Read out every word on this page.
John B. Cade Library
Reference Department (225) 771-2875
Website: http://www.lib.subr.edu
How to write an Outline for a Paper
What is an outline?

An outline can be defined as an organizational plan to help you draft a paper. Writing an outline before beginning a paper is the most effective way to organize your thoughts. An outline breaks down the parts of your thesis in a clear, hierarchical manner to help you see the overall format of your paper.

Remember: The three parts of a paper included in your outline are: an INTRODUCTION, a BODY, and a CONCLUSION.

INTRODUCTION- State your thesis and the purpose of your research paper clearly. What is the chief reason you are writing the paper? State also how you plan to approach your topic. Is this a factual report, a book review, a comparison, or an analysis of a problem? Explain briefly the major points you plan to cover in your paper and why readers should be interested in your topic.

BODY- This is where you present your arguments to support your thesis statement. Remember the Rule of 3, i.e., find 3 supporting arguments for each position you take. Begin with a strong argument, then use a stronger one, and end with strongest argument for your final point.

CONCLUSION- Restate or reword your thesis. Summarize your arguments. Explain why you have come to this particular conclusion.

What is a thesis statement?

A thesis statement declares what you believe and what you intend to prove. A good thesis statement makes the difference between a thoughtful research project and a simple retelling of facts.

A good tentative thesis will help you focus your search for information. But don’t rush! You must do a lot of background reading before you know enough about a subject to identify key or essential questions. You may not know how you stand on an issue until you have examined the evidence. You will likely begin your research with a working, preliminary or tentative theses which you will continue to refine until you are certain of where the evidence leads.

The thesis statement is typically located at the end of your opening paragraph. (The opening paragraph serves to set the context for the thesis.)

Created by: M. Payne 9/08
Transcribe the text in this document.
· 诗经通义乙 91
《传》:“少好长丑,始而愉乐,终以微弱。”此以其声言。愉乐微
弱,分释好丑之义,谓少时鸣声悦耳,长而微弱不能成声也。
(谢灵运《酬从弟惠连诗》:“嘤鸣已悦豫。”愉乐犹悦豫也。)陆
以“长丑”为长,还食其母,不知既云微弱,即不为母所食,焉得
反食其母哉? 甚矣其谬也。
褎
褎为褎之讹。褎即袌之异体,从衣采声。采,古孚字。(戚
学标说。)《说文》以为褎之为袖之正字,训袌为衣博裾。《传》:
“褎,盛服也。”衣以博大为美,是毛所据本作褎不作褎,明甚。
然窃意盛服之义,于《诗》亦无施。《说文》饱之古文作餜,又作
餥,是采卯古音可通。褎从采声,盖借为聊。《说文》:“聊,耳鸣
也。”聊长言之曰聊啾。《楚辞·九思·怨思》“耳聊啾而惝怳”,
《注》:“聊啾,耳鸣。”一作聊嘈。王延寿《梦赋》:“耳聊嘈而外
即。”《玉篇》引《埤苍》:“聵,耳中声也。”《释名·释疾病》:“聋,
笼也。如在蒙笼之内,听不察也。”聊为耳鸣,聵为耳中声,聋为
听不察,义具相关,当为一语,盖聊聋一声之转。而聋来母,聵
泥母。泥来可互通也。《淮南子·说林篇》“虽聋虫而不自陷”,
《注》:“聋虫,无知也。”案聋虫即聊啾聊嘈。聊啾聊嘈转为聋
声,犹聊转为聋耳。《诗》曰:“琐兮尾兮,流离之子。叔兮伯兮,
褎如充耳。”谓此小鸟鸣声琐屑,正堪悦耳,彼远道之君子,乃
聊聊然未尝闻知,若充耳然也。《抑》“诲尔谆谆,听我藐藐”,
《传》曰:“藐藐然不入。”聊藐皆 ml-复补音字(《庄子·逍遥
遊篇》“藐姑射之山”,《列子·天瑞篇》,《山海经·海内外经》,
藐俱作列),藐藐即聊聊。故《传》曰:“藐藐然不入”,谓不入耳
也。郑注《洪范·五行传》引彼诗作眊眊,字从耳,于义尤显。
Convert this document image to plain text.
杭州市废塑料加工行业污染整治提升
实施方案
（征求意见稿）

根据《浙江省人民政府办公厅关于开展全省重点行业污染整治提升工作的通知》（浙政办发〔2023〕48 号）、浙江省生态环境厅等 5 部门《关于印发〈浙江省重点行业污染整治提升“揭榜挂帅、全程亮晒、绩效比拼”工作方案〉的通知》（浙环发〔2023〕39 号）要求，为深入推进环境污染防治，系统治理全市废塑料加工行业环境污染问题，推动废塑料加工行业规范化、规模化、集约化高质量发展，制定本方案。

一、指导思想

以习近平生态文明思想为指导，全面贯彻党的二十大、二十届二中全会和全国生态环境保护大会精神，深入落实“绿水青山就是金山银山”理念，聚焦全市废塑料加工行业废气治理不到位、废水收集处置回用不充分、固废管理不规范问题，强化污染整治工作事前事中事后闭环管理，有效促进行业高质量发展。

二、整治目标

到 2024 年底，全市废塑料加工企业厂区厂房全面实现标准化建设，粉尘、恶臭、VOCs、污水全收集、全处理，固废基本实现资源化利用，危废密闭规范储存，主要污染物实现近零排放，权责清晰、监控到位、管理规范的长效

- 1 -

◇ ◇ ◇

_The problem:_ Repeat the records above exactly.

_Result below:_
Read out every word on this page.
John B. Cade Library
Reference Department (225) 771-2875
Website: http://www.lib.subr.edu
How to write an Outline for a Paper
What is an outline?

An outline can be defined as an organizational plan to help you draft a paper. Writing an outline before beginning a paper is the most effective way to organize your thoughts. An outline breaks down the parts of your thesis in a clear, hierarchical manner to help you see the overall format of your paper.

Remember: The three parts of a paper included in your outline are: an INTRODUCTION, a BODY, and a CONCLUSION.

INTRODUCTION- State your thesis and the purpose of your research paper clearly. What is the chief reason you are writing the paper? State also how you plan to approach your topic. Is this a factual report, a book review, a comparison, or an analysis of a problem? Explain briefly the major points you plan to cover in your paper and why readers should be interested in your topic.

BODY- This is where you present your arguments to support your thesis statement. Remember the Rule of 3, i.e., find 3 supporting arguments for each position you take. Begin with a strong argument, then use a stronger one, and end with strongest argument for your final point.

CONCLUSION- Restate or reword your thesis. Summarize your arguments. Explain why you have come to this particular conclusion.

What is a thesis statement?

A thesis statement declares what you believe and what you intend to prove. A good thesis statement makes the difference between a thoughtful research project and a simple retelling of facts.

A good tentative thesis will help you focus your search for information. But don’t rush! You must do a lot of background reading before you know enough about a subject to identify key or essential questions. You may not know how you stand on an issue until you have examined the evidence. You will likely begin your research with a working, preliminary or tentative theses which you will continue to refine until you are certain of where the evidence leads.

The thesis statement is typically located at the end of your opening paragraph. (The opening paragraph serves to set the context for the thesis.)

Created by: M. Payne 9/08
Transcribe the text in this document.
· 诗经通义乙 91
《传》:“少好长丑,始而愉乐,终以微弱。”此以其声言。愉乐微
弱,分释好丑之义,谓少时鸣声悦耳,长而微弱不能成声也。
(谢灵运《酬从弟惠连诗》:“嘤鸣已悦豫。”愉乐犹悦豫也。)陆
以“长丑”为长,还食其母,不知既云微弱,即不为母所食,焉得
反食其母哉? 甚矣其谬也。
褎
褎为褎之讹。褎即袌之异体,从衣采声。采,古孚字。(戚
学标说。)《说文》以为褎之为袖之正字,训袌为衣博裾。《传》:
“褎,盛服也。”衣以博大为美,是毛所据本作褎不作褎,明甚。
然窃意盛服之义,于《诗》亦无施。《说文》饱之古文作餜,又作
餥,是采卯古音可通。褎从采声,盖借为聊。《说文》:“聊,耳鸣
也。”聊长言之曰聊啾。《楚辞·九思·怨思》“耳聊啾而惝怳”,
《注》:“聊啾,耳鸣。”一作聊嘈。王延寿《梦赋》:“耳聊嘈而外
即。”《玉篇》引《埤苍》:“聵,耳中声也。”《释名·释疾病》:“聋,
笼也。如在蒙笼之内,听不察也。”聊为耳鸣,聵为耳中声,聋为
听不察,义具相关,当为一语,盖聊聋一声之转。而聋来母,聵
泥母。泥来可互通也。《淮南子·说林篇》“虽聋虫而不自陷”,
《注》:“聋虫,无知也。”案聋虫即聊啾聊嘈。聊啾聊嘈转为聋
声,犹聊转为聋耳。《诗》曰:“琐兮尾兮,流离之子。叔兮伯兮,
褎如充耳。”谓此小鸟鸣声琐屑,正堪悦耳,彼远道之君子,乃
聊聊然未尝闻知,若充耳然也。《抑》“诲尔谆谆,听我藐藐”,
《传》曰:“藐藐然不入。”聊藐皆 ml-复补音字(《庄子·逍遥
遊篇》“藐姑射之山”,《列子·天瑞篇》,《山海经·海内外经》,
藐俱作列),藐藐即聊聊。故《传》曰:“藐藐然不入”,谓不入耳
也。郑注《洪范·五行传》引彼诗作眊眊,字从耳,于义尤显。
Convert this document image to plain text.
杭州市废塑料加工行业污染整治提升
实施方案
（征求意见稿）

根据《浙江省人民政府办公厅关于开展全省重点行业污染整治提升工作的通知》（浙政办发〔2023〕48 号）、浙江省生态环境厅等 5 部门《关于印发〈浙江省重点行业污染整治提升“揭榜挂帅、全程亮晒、绩效比拼”工作方案〉的通知》（浙环发〔2023〕39 号）要求，为深入推进环境污染防治，系统治理全市废塑料加工行业环境污染问题，推动废塑料加工行业规范化、规模化、集约化高质量发展，制定本方案。

一、指导思想

以习近平生态文明思想为指导，全面贯彻党的二十大、二十届二中全会和全国生态环境保护大会精神，深入落实“绿水青山就是金山银山”理念，聚焦全市废塑料加工行业废气治理不到位、废水收集处置回用不充分、固废管理不规范问题，强化污染整治工作事前事中事后闭环管理，有效促进行业高质量发展。

二、整治目标

到 2024 年底，全市废塑料加工企业厂区厂房全面实现标准化建设，粉尘、恶臭、VOCs、污水全收集、全处理，固废基本实现资源化利用，危废密闭规范储存，主要污染物实现近零排放，权责清晰、监控到位、管理规范的长效

- 1 -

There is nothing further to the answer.